**PROVIDED MATERIAL**
"""

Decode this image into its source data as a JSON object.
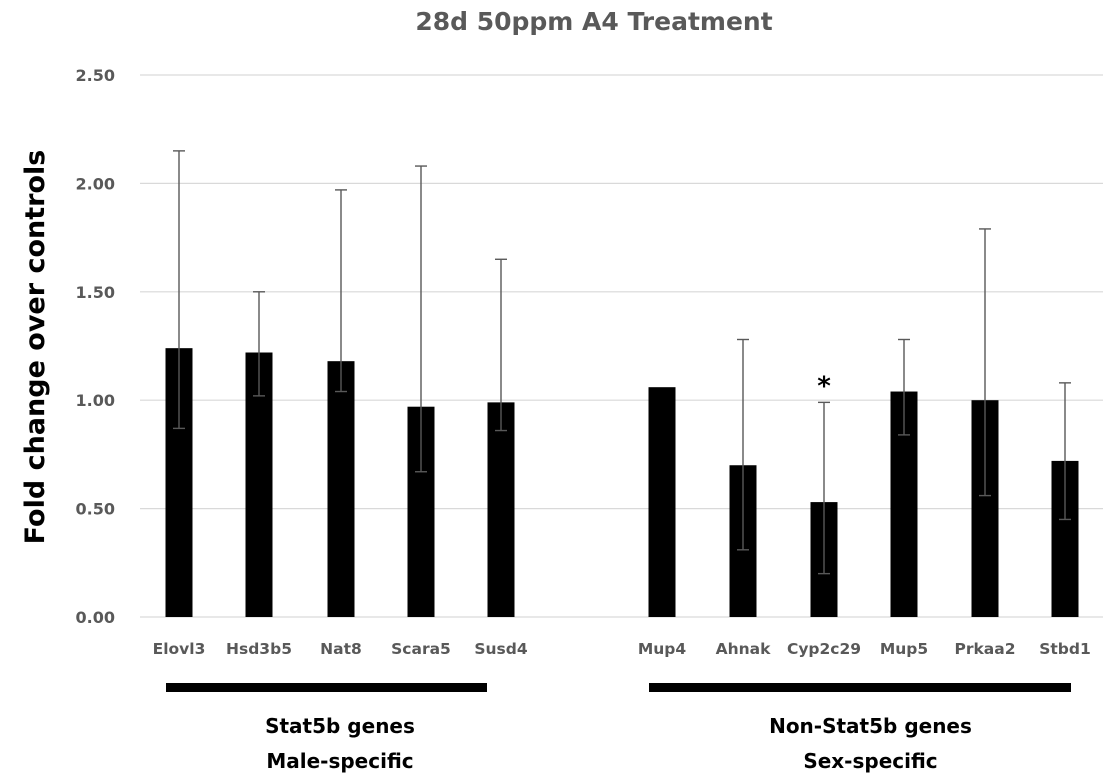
{
  "chart_data": {
    "type": "bar",
    "title": "28d 50ppm A4 Treatment",
    "ylabel": "Fold change over controls",
    "xlabel": "",
    "ylim": [
      0,
      2.5
    ],
    "yticks": [
      "0.00",
      "0.50",
      "1.00",
      "1.50",
      "2.00",
      "2.50"
    ],
    "grid": true,
    "bar_color": "#000000",
    "categories": [
      "Elovl3",
      "Hsd3b5",
      "Nat8",
      "Scara5",
      "Susd4",
      "Mup4",
      "Ahnak",
      "Cyp2c29",
      "Mup5",
      "Prkaa2",
      "Stbd1"
    ],
    "values": [
      1.24,
      1.22,
      1.18,
      0.97,
      0.99,
      1.06,
      0.7,
      0.53,
      1.04,
      1.0,
      0.72
    ],
    "error_bars": [
      [
        0.87,
        2.15
      ],
      [
        1.02,
        1.5
      ],
      [
        1.04,
        1.97
      ],
      [
        0.67,
        2.08
      ],
      [
        0.86,
        1.65
      ],
      null,
      [
        0.31,
        1.28
      ],
      [
        0.2,
        0.99
      ],
      [
        0.84,
        1.28
      ],
      [
        0.56,
        1.79
      ],
      [
        0.45,
        1.08
      ]
    ],
    "annotations": [
      {
        "category": "Cyp2c29",
        "text": "*"
      }
    ],
    "groups": [
      {
        "line1": "Stat5b genes",
        "line2": "Male-specific",
        "categories": [
          "Elovl3",
          "Hsd3b5",
          "Nat8",
          "Scara5",
          "Susd4"
        ]
      },
      {
        "line1": "Non-Stat5b genes",
        "line2": "Sex-specific",
        "categories": [
          "Mup4",
          "Ahnak",
          "Cyp2c29",
          "Mup5",
          "Prkaa2",
          "Stbd1"
        ]
      }
    ]
  }
}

"""

**TASK DIRECTIONS**
In the answer, the data should reappear exactly, with no pictures.

**WRITTEN REPLY**
Decode this image into its source data as a JSON object.
{
  "chart_data": {
    "type": "bar",
    "title": "28d 50ppm A4 Treatment",
    "ylabel": "Fold change over controls",
    "xlabel": "",
    "ylim": [
      0,
      2.5
    ],
    "yticks": [
      "0.00",
      "0.50",
      "1.00",
      "1.50",
      "2.00",
      "2.50"
    ],
    "grid": true,
    "bar_color": "#000000",
    "categories": [
      "Elovl3",
      "Hsd3b5",
      "Nat8",
      "Scara5",
      "Susd4",
      "Mup4",
      "Ahnak",
      "Cyp2c29",
      "Mup5",
      "Prkaa2",
      "Stbd1"
    ],
    "values": [
      1.24,
      1.22,
      1.18,
      0.97,
      0.99,
      1.06,
      0.7,
      0.53,
      1.04,
      1.0,
      0.72
    ],
    "error_bars": [
      [
        0.87,
        2.15
      ],
      [
        1.02,
        1.5
      ],
      [
        1.04,
        1.97
      ],
      [
        0.67,
        2.08
      ],
      [
        0.86,
        1.65
      ],
      null,
      [
        0.31,
        1.28
      ],
      [
        0.2,
        0.99
      ],
      [
        0.84,
        1.28
      ],
      [
        0.56,
        1.79
      ],
      [
        0.45,
        1.08
      ]
    ],
    "annotations": [
      {
        "category": "Cyp2c29",
        "text": "*"
      }
    ],
    "groups": [
      {
        "line1": "Stat5b genes",
        "line2": "Male-specific",
        "categories": [
          "Elovl3",
          "Hsd3b5",
          "Nat8",
          "Scara5",
          "Susd4"
        ]
      },
      {
        "line1": "Non-Stat5b genes",
        "line2": "Sex-specific",
        "categories": [
          "Mup4",
          "Ahnak",
          "Cyp2c29",
          "Mup5",
          "Prkaa2",
          "Stbd1"
        ]
      }
    ]
  }
}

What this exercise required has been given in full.